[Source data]
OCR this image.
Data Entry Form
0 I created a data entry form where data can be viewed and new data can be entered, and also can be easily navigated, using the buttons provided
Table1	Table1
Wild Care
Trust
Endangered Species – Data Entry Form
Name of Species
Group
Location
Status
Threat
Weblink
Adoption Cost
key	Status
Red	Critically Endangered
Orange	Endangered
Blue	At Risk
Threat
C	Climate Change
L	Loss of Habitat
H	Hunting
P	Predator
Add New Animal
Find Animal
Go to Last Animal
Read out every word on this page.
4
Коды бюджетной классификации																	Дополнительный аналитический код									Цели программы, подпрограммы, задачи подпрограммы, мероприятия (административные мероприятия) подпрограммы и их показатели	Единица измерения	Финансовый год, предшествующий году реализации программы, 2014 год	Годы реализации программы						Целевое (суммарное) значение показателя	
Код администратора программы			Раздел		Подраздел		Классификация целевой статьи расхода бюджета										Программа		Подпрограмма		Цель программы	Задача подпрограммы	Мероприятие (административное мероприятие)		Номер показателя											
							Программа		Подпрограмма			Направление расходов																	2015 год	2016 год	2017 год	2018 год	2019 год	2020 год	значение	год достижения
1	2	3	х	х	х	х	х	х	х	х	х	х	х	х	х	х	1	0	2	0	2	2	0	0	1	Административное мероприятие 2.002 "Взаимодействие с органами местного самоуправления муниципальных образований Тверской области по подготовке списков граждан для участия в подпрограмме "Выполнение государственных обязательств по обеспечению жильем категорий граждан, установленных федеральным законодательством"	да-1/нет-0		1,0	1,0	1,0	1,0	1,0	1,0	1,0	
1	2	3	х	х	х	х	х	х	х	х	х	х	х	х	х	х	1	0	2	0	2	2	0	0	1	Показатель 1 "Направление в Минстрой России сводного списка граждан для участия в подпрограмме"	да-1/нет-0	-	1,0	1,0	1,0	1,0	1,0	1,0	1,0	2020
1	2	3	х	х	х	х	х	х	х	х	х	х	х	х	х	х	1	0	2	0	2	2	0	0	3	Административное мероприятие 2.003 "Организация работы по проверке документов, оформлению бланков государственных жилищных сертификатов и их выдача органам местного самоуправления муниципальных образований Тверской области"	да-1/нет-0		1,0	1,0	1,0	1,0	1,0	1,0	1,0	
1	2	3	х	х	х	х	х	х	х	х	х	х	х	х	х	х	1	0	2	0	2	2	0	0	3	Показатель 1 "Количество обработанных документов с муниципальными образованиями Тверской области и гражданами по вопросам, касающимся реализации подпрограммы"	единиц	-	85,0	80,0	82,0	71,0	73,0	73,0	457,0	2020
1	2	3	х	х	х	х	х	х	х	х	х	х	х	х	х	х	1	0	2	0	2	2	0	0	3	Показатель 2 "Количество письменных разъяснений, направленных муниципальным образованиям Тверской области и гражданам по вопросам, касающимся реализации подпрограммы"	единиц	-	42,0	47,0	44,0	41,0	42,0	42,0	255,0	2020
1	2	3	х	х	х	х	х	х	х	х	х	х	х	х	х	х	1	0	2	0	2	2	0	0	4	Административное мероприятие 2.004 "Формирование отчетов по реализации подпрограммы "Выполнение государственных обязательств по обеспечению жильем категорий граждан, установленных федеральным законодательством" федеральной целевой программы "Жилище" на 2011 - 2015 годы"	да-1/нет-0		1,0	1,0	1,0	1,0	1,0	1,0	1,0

Task —
Pick out all lines from the data above in which the word "Выполнение" appears.

Solution below —
1	2	3	х	х	х	х	х	х	х	х	х	х	х	х	х	х	1	0	2	0	2	2	0	0	1	Административное мероприятие 2.002 "Взаимодействие с органами местного самоуправления муниципальных образований Тверской области по подготовке списков граждан для участия в подпрограмме "Выполнение государственных обязательств по обеспечению жильем категорий граждан, установленных федеральным законодательством"	да-1/нет-0		1,0	1,0	1,0	1,0	1,0	1,0	1,0	
1	2	3	х	х	х	х	х	х	х	х	х	х	х	х	х	х	1	0	2	0	2	2	0	0	4	Административное мероприятие 2.004 "Формирование отчетов по реализации подпрограммы "Выполнение государственных обязательств по обеспечению жильем категорий граждан, установленных федеральным законодательством" федеральной целевой программы "Жилище" на 2011 - 2015 годы"	да-1/нет-0		1,0	1,0	1,0	1,0	1,0	1,0	1,0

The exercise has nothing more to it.